SET TASK:
Everything in the listing should be restated word for word.
### GIVEN RECORDS ###
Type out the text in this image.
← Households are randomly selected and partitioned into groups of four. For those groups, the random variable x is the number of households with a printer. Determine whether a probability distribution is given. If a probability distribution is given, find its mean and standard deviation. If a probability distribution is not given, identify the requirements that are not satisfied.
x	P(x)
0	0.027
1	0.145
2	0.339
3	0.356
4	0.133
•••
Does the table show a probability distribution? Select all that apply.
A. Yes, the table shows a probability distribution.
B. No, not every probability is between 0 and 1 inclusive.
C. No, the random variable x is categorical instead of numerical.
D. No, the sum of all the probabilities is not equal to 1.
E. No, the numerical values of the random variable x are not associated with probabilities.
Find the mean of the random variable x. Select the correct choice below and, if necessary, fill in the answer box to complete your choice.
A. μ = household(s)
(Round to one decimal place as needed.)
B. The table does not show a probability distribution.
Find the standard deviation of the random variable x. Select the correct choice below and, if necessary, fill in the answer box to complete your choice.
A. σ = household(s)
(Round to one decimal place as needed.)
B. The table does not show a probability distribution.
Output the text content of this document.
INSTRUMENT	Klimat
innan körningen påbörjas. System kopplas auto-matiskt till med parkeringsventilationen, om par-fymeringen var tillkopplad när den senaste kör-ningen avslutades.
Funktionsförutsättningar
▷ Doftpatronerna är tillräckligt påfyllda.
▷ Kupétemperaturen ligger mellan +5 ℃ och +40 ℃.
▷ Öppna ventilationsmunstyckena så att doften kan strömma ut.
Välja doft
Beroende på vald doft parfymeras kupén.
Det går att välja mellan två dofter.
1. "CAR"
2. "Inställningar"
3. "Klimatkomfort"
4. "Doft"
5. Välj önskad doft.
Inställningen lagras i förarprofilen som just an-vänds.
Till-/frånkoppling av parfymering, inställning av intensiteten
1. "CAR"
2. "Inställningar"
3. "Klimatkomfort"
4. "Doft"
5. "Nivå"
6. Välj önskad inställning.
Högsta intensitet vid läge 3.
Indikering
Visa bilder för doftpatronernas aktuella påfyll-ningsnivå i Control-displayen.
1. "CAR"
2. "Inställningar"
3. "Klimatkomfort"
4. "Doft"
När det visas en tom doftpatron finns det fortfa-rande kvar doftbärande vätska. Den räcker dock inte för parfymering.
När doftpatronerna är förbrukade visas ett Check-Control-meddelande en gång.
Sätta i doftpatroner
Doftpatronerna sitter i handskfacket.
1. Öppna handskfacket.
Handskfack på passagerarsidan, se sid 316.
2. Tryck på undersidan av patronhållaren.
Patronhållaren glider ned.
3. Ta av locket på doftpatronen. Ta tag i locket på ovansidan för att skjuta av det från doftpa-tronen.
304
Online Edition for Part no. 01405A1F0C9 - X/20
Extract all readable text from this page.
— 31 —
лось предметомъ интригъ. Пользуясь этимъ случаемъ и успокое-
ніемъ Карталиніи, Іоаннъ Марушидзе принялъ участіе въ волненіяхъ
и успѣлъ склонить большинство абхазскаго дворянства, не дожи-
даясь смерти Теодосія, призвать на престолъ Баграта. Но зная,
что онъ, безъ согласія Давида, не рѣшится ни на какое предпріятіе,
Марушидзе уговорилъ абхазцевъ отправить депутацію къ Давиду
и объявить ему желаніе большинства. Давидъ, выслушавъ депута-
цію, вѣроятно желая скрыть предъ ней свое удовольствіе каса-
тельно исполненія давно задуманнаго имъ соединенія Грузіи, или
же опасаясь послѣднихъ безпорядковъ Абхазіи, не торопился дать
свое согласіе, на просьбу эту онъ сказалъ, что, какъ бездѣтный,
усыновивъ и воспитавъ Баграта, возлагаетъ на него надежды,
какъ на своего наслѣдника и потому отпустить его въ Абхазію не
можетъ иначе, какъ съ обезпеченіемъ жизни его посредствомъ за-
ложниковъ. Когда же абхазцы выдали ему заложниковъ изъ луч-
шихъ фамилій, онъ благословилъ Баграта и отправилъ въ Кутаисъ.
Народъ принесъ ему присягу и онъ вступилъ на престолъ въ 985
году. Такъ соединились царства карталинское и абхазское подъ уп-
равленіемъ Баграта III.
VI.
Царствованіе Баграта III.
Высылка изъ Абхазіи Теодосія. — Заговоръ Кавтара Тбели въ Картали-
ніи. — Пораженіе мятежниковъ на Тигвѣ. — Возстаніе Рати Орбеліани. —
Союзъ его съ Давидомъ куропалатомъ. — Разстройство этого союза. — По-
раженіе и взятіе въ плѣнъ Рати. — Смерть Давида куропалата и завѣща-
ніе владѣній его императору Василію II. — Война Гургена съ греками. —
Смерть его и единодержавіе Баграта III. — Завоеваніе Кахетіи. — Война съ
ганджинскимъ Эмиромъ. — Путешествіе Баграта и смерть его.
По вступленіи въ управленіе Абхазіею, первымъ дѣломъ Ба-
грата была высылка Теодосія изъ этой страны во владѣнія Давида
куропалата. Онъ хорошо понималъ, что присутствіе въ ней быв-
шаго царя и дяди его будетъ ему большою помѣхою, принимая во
###
THE COMPLETED TASK:
Type out the text in this image.
← Households are randomly selected and partitioned into groups of four. For those groups, the random variable x is the number of households with a printer. Determine whether a probability distribution is given. If a probability distribution is given, find its mean and standard deviation. If a probability distribution is not given, identify the requirements that are not satisfied.
x	P(x)
0	0.027
1	0.145
2	0.339
3	0.356
4	0.133
•••
Does the table show a probability distribution? Select all that apply.
A. Yes, the table shows a probability distribution.
B. No, not every probability is between 0 and 1 inclusive.
C. No, the random variable x is categorical instead of numerical.
D. No, the sum of all the probabilities is not equal to 1.
E. No, the numerical values of the random variable x are not associated with probabilities.
Find the mean of the random variable x. Select the correct choice below and, if necessary, fill in the answer box to complete your choice.
A. μ = household(s)
(Round to one decimal place as needed.)
B. The table does not show a probability distribution.
Find the standard deviation of the random variable x. Select the correct choice below and, if necessary, fill in the answer box to complete your choice.
A. σ = household(s)
(Round to one decimal place as needed.)
B. The table does not show a probability distribution.
Output the text content of this document.
INSTRUMENT	Klimat
innan körningen påbörjas. System kopplas auto-matiskt till med parkeringsventilationen, om par-fymeringen var tillkopplad när den senaste kör-ningen avslutades.
Funktionsförutsättningar
▷ Doftpatronerna är tillräckligt påfyllda.
▷ Kupétemperaturen ligger mellan +5 ℃ och +40 ℃.
▷ Öppna ventilationsmunstyckena så att doften kan strömma ut.
Välja doft
Beroende på vald doft parfymeras kupén.
Det går att välja mellan två dofter.
1. "CAR"
2. "Inställningar"
3. "Klimatkomfort"
4. "Doft"
5. Välj önskad doft.
Inställningen lagras i förarprofilen som just an-vänds.
Till-/frånkoppling av parfymering, inställning av intensiteten
1. "CAR"
2. "Inställningar"
3. "Klimatkomfort"
4. "Doft"
5. "Nivå"
6. Välj önskad inställning.
Högsta intensitet vid läge 3.
Indikering
Visa bilder för doftpatronernas aktuella påfyll-ningsnivå i Control-displayen.
1. "CAR"
2. "Inställningar"
3. "Klimatkomfort"
4. "Doft"
När det visas en tom doftpatron finns det fortfa-rande kvar doftbärande vätska. Den räcker dock inte för parfymering.
När doftpatronerna är förbrukade visas ett Check-Control-meddelande en gång.
Sätta i doftpatroner
Doftpatronerna sitter i handskfacket.
1. Öppna handskfacket.
Handskfack på passagerarsidan, se sid 316.
2. Tryck på undersidan av patronhållaren.
Patronhållaren glider ned.
3. Ta av locket på doftpatronen. Ta tag i locket på ovansidan för att skjuta av det från doftpa-tronen.
304
Online Edition for Part no. 01405A1F0C9 - X/20
Extract all readable text from this page.
— 31 —
лось предметомъ интригъ. Пользуясь этимъ случаемъ и успокое-
ніемъ Карталиніи, Іоаннъ Марушидзе принялъ участіе въ волненіяхъ
и успѣлъ склонить большинство абхазскаго дворянства, не дожи-
даясь смерти Теодосія, призвать на престолъ Баграта. Но зная,
что онъ, безъ согласія Давида, не рѣшится ни на какое предпріятіе,
Марушидзе уговорилъ абхазцевъ отправить депутацію къ Давиду
и объявить ему желаніе большинства. Давидъ, выслушавъ депута-
цію, вѣроятно желая скрыть предъ ней свое удовольствіе каса-
тельно исполненія давно задуманнаго имъ соединенія Грузіи, или
же опасаясь послѣднихъ безпорядковъ Абхазіи, не торопился дать
свое согласіе, на просьбу эту онъ сказалъ, что, какъ бездѣтный,
усыновивъ и воспитавъ Баграта, возлагаетъ на него надежды,
какъ на своего наслѣдника и потому отпустить его въ Абхазію не
можетъ иначе, какъ съ обезпеченіемъ жизни его посредствомъ за-
ложниковъ. Когда же абхазцы выдали ему заложниковъ изъ луч-
шихъ фамилій, онъ благословилъ Баграта и отправилъ въ Кутаисъ.
Народъ принесъ ему присягу и онъ вступилъ на престолъ въ 985
году. Такъ соединились царства карталинское и абхазское подъ уп-
равленіемъ Баграта III.
VI.
Царствованіе Баграта III.
Высылка изъ Абхазіи Теодосія. — Заговоръ Кавтара Тбели въ Картали-
ніи. — Пораженіе мятежниковъ на Тигвѣ. — Возстаніе Рати Орбеліани. —
Союзъ его съ Давидомъ куропалатомъ. — Разстройство этого союза. — По-
раженіе и взятіе въ плѣнъ Рати. — Смерть Давида куропалата и завѣща-
ніе владѣній его императору Василію II. — Война Гургена съ греками. —
Смерть его и единодержавіе Баграта III. — Завоеваніе Кахетіи. — Война съ
ганджинскимъ Эмиромъ. — Путешествіе Баграта и смерть его.
По вступленіи въ управленіе Абхазіею, первымъ дѣломъ Ба-
грата была высылка Теодосія изъ этой страны во владѣнія Давида
куропалата. Онъ хорошо понималъ, что присутствіе въ ней быв-
шаго царя и дяди его будетъ ему большою помѣхою, принимая во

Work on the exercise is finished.